→ EXERCISE TASK
Retype exactly the lines that start at the line with "Output the underlying" and end at the final line, both included, and leave out every picture.

[Some records]
********************

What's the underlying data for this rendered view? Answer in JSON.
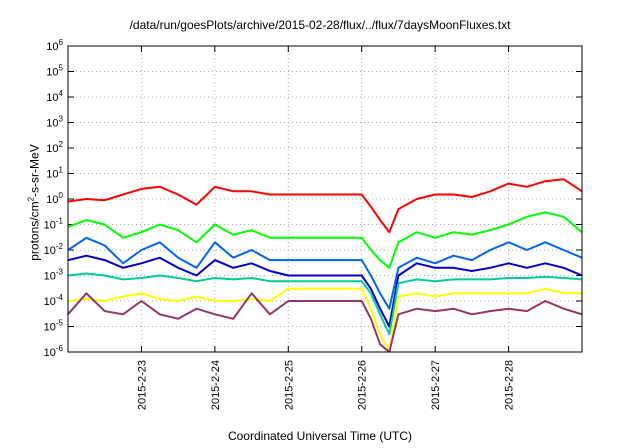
{
  "chart_data": {
    "type": "line",
    "title": "/data/run/goesPlots/archive/2015-02-28/flux/../flux/7daysMoonFluxes.txt",
    "xlabel": "Coordinated Universal Time (UTC)",
    "ylabel": {
      "pre": "protons/cm",
      "sup": "2",
      "post": "-s-sr-MeV"
    },
    "y_scale": "log",
    "ylim": [
      1e-06,
      1000000.0
    ],
    "y_ticks": [
      {
        "base": "10",
        "exp": "-6"
      },
      {
        "base": "10",
        "exp": "-5"
      },
      {
        "base": "10",
        "exp": "-4"
      },
      {
        "base": "10",
        "exp": "-3"
      },
      {
        "base": "10",
        "exp": "-2"
      },
      {
        "base": "10",
        "exp": "-1"
      },
      {
        "base": "10",
        "exp": "0"
      },
      {
        "base": "10",
        "exp": "1"
      },
      {
        "base": "10",
        "exp": "2"
      },
      {
        "base": "10",
        "exp": "3"
      },
      {
        "base": "10",
        "exp": "4"
      },
      {
        "base": "10",
        "exp": "5"
      },
      {
        "base": "10",
        "exp": "6"
      }
    ],
    "x_tick_labels": [
      "2015-2-23",
      "2015-2-24",
      "2015-2-25",
      "2015-2-26",
      "2015-2-27",
      "2015-2-28"
    ],
    "xlim": [
      "2015-02-22T00:00",
      "2015-02-29T00:00"
    ],
    "grid": true,
    "series": [
      {
        "color": "#ff0000",
        "x": [
          "2015-02-22T00:00",
          "2015-02-22T06:00",
          "2015-02-22T12:00",
          "2015-02-22T18:00",
          "2015-02-23T00:00",
          "2015-02-23T06:00",
          "2015-02-23T12:00",
          "2015-02-23T18:00",
          "2015-02-24T00:00",
          "2015-02-24T06:00",
          "2015-02-24T12:00",
          "2015-02-24T18:00",
          "2015-02-25T00:00",
          "2015-02-25T06:00",
          "2015-02-25T12:00",
          "2015-02-25T18:00",
          "2015-02-26T00:00",
          "2015-02-26T03:00",
          "2015-02-26T06:00",
          "2015-02-26T09:00",
          "2015-02-26T12:00",
          "2015-02-26T18:00",
          "2015-02-27T00:00",
          "2015-02-27T06:00",
          "2015-02-27T12:00",
          "2015-02-27T18:00",
          "2015-02-28T00:00",
          "2015-02-28T06:00",
          "2015-02-28T12:00",
          "2015-02-28T18:00",
          "2015-02-29T00:00"
        ],
        "y": [
          0.8,
          1.0,
          0.9,
          1.5,
          2.5,
          3.0,
          1.5,
          0.6,
          3.0,
          2.0,
          2.0,
          1.5,
          1.5,
          1.5,
          1.5,
          1.5,
          1.5,
          0.5,
          0.15,
          0.05,
          0.4,
          1.0,
          1.5,
          1.5,
          1.2,
          2.0,
          4.0,
          3.0,
          5.0,
          6.0,
          2.0
        ]
      },
      {
        "color": "#00ff00",
        "x": [
          "2015-02-22T00:00",
          "2015-02-22T06:00",
          "2015-02-22T12:00",
          "2015-02-22T18:00",
          "2015-02-23T00:00",
          "2015-02-23T06:00",
          "2015-02-23T12:00",
          "2015-02-23T18:00",
          "2015-02-24T00:00",
          "2015-02-24T06:00",
          "2015-02-24T12:00",
          "2015-02-24T18:00",
          "2015-02-25T00:00",
          "2015-02-25T06:00",
          "2015-02-25T12:00",
          "2015-02-25T18:00",
          "2015-02-26T00:00",
          "2015-02-26T03:00",
          "2015-02-26T06:00",
          "2015-02-26T09:00",
          "2015-02-26T12:00",
          "2015-02-26T18:00",
          "2015-02-27T00:00",
          "2015-02-27T06:00",
          "2015-02-27T12:00",
          "2015-02-27T18:00",
          "2015-02-28T00:00",
          "2015-02-28T06:00",
          "2015-02-28T12:00",
          "2015-02-28T18:00",
          "2015-02-29T00:00"
        ],
        "y": [
          0.08,
          0.15,
          0.1,
          0.03,
          0.05,
          0.1,
          0.06,
          0.02,
          0.1,
          0.04,
          0.06,
          0.03,
          0.03,
          0.03,
          0.03,
          0.03,
          0.03,
          0.01,
          0.004,
          0.002,
          0.02,
          0.05,
          0.03,
          0.05,
          0.04,
          0.06,
          0.1,
          0.2,
          0.3,
          0.2,
          0.05
        ]
      },
      {
        "color": "#0066ee",
        "x": [
          "2015-02-22T00:00",
          "2015-02-22T06:00",
          "2015-02-22T12:00",
          "2015-02-22T18:00",
          "2015-02-23T00:00",
          "2015-02-23T06:00",
          "2015-02-23T12:00",
          "2015-02-23T18:00",
          "2015-02-24T00:00",
          "2015-02-24T06:00",
          "2015-02-24T12:00",
          "2015-02-24T18:00",
          "2015-02-25T00:00",
          "2015-02-25T06:00",
          "2015-02-25T12:00",
          "2015-02-25T18:00",
          "2015-02-26T00:00",
          "2015-02-26T03:00",
          "2015-02-26T06:00",
          "2015-02-26T09:00",
          "2015-02-26T12:00",
          "2015-02-26T18:00",
          "2015-02-27T00:00",
          "2015-02-27T06:00",
          "2015-02-27T12:00",
          "2015-02-27T18:00",
          "2015-02-28T00:00",
          "2015-02-28T06:00",
          "2015-02-28T12:00",
          "2015-02-28T18:00",
          "2015-02-29T00:00"
        ],
        "y": [
          0.01,
          0.03,
          0.015,
          0.003,
          0.01,
          0.02,
          0.005,
          0.002,
          0.02,
          0.005,
          0.01,
          0.004,
          0.004,
          0.004,
          0.004,
          0.004,
          0.004,
          0.001,
          0.0002,
          5e-05,
          0.002,
          0.005,
          0.003,
          0.006,
          0.004,
          0.01,
          0.02,
          0.01,
          0.02,
          0.01,
          0.005
        ]
      },
      {
        "color": "#0000cc",
        "x": [
          "2015-02-22T00:00",
          "2015-02-22T06:00",
          "2015-02-22T12:00",
          "2015-02-22T18:00",
          "2015-02-23T00:00",
          "2015-02-23T06:00",
          "2015-02-23T12:00",
          "2015-02-23T18:00",
          "2015-02-24T00:00",
          "2015-02-24T06:00",
          "2015-02-24T12:00",
          "2015-02-24T18:00",
          "2015-02-25T00:00",
          "2015-02-25T06:00",
          "2015-02-25T12:00",
          "2015-02-25T18:00",
          "2015-02-26T00:00",
          "2015-02-26T03:00",
          "2015-02-26T06:00",
          "2015-02-26T09:00",
          "2015-02-26T12:00",
          "2015-02-26T18:00",
          "2015-02-27T00:00",
          "2015-02-27T06:00",
          "2015-02-27T12:00",
          "2015-02-27T18:00",
          "2015-02-28T00:00",
          "2015-02-28T06:00",
          "2015-02-28T12:00",
          "2015-02-28T18:00",
          "2015-02-29T00:00"
        ],
        "y": [
          0.004,
          0.006,
          0.004,
          0.002,
          0.003,
          0.005,
          0.002,
          0.001,
          0.004,
          0.002,
          0.003,
          0.0015,
          0.001,
          0.001,
          0.001,
          0.001,
          0.001,
          0.0003,
          5e-05,
          1e-05,
          0.001,
          0.003,
          0.002,
          0.002,
          0.0015,
          0.002,
          0.003,
          0.002,
          0.003,
          0.002,
          0.001
        ]
      },
      {
        "color": "#00cc99",
        "x": [
          "2015-02-22T00:00",
          "2015-02-22T06:00",
          "2015-02-22T12:00",
          "2015-02-22T18:00",
          "2015-02-23T00:00",
          "2015-02-23T06:00",
          "2015-02-23T12:00",
          "2015-02-23T18:00",
          "2015-02-24T00:00",
          "2015-02-24T06:00",
          "2015-02-24T12:00",
          "2015-02-24T18:00",
          "2015-02-25T00:00",
          "2015-02-25T06:00",
          "2015-02-25T12:00",
          "2015-02-25T18:00",
          "2015-02-26T00:00",
          "2015-02-26T03:00",
          "2015-02-26T06:00",
          "2015-02-26T09:00",
          "2015-02-26T12:00",
          "2015-02-26T18:00",
          "2015-02-27T00:00",
          "2015-02-27T06:00",
          "2015-02-27T12:00",
          "2015-02-27T18:00",
          "2015-02-28T00:00",
          "2015-02-28T06:00",
          "2015-02-28T12:00",
          "2015-02-28T18:00",
          "2015-02-29T00:00"
        ],
        "y": [
          0.001,
          0.0012,
          0.001,
          0.0007,
          0.0008,
          0.001,
          0.0008,
          0.0006,
          0.0008,
          0.0007,
          0.0008,
          0.0006,
          0.0006,
          0.0006,
          0.0006,
          0.0006,
          0.0006,
          0.0002,
          3e-05,
          5e-06,
          0.0005,
          0.0007,
          0.0006,
          0.0007,
          0.0007,
          0.0007,
          0.0008,
          0.0008,
          0.0009,
          0.0008,
          0.0007
        ]
      },
      {
        "color": "#ffff00",
        "x": [
          "2015-02-22T00:00",
          "2015-02-22T06:00",
          "2015-02-22T12:00",
          "2015-02-22T18:00",
          "2015-02-23T00:00",
          "2015-02-23T06:00",
          "2015-02-23T12:00",
          "2015-02-23T18:00",
          "2015-02-24T00:00",
          "2015-02-24T06:00",
          "2015-02-24T12:00",
          "2015-02-24T18:00",
          "2015-02-25T00:00",
          "2015-02-25T06:00",
          "2015-02-25T12:00",
          "2015-02-25T18:00",
          "2015-02-26T00:00",
          "2015-02-26T03:00",
          "2015-02-26T06:00",
          "2015-02-26T09:00",
          "2015-02-26T12:00",
          "2015-02-26T18:00",
          "2015-02-27T00:00",
          "2015-02-27T06:00",
          "2015-02-27T12:00",
          "2015-02-27T18:00",
          "2015-02-28T00:00",
          "2015-02-28T06:00",
          "2015-02-28T12:00",
          "2015-02-28T18:00",
          "2015-02-29T00:00"
        ],
        "y": [
          0.0001,
          0.00012,
          0.0001,
          0.00015,
          0.0002,
          0.00012,
          0.0001,
          0.00015,
          0.0001,
          0.0001,
          0.00012,
          0.0001,
          0.0003,
          0.0003,
          0.0003,
          0.0003,
          0.0003,
          5e-05,
          5e-06,
          1e-06,
          0.00015,
          0.0002,
          0.00015,
          0.0002,
          0.0002,
          0.0002,
          0.0002,
          0.0002,
          0.0003,
          0.0002,
          0.0002
        ]
      },
      {
        "color": "#993366",
        "x": [
          "2015-02-22T00:00",
          "2015-02-22T06:00",
          "2015-02-22T12:00",
          "2015-02-22T18:00",
          "2015-02-23T00:00",
          "2015-02-23T06:00",
          "2015-02-23T12:00",
          "2015-02-23T18:00",
          "2015-02-24T00:00",
          "2015-02-24T06:00",
          "2015-02-24T12:00",
          "2015-02-24T18:00",
          "2015-02-25T00:00",
          "2015-02-25T06:00",
          "2015-02-25T12:00",
          "2015-02-25T18:00",
          "2015-02-26T00:00",
          "2015-02-26T03:00",
          "2015-02-26T06:00",
          "2015-02-26T09:00",
          "2015-02-26T12:00",
          "2015-02-26T18:00",
          "2015-02-27T00:00",
          "2015-02-27T06:00",
          "2015-02-27T12:00",
          "2015-02-27T18:00",
          "2015-02-28T00:00",
          "2015-02-28T06:00",
          "2015-02-28T12:00",
          "2015-02-28T18:00",
          "2015-02-29T00:00"
        ],
        "y": [
          3e-05,
          0.0002,
          4e-05,
          3e-05,
          0.0001,
          3e-05,
          2e-05,
          5e-05,
          3e-05,
          2e-05,
          0.0002,
          3e-05,
          0.0001,
          0.0001,
          0.0001,
          0.0001,
          0.0001,
          2e-05,
          2e-06,
          1e-06,
          3e-05,
          5e-05,
          4e-05,
          5e-05,
          3e-05,
          4e-05,
          5e-05,
          4e-05,
          0.0001,
          5e-05,
          3e-05
        ]
      }
    ]
  }
}
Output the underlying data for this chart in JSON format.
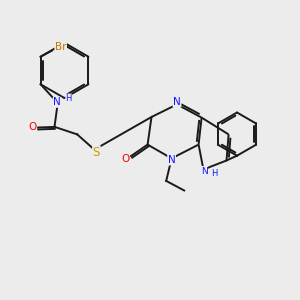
{
  "bg_color": "#ececec",
  "bond_color": "#1a1a1a",
  "bond_width": 1.4,
  "atom_colors": {
    "N": "#1414ff",
    "O": "#ff0000",
    "S": "#c8a000",
    "Br": "#c87800",
    "H": "#4080ff",
    "C": "#1a1a1a"
  },
  "font_size_atom": 7.5,
  "font_size_small": 6.0
}
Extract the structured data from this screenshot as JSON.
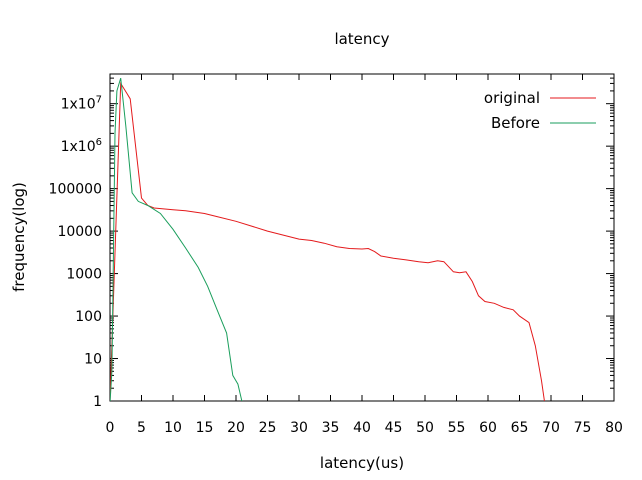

********************

→ EXERCISE SOLUTION
Output the underlying data for this chart in JSON format.
{
  "bg_color": "#ececec",
  "bond_color": "#1a1a1a",
  "bond_width": 1.4,
  "atom_colors": {
    "N": "#1414ff",
    "O": "#ff0000",
    "S": "#c8a000",
    "Br": "#c87800",
    "H": "#4080ff",
    "C": "#1a1a1a"
  },
  "font_size_atom": 7.5,
  "font_size_small": 6.0
}
Extract the structured data from this screenshot as JSON.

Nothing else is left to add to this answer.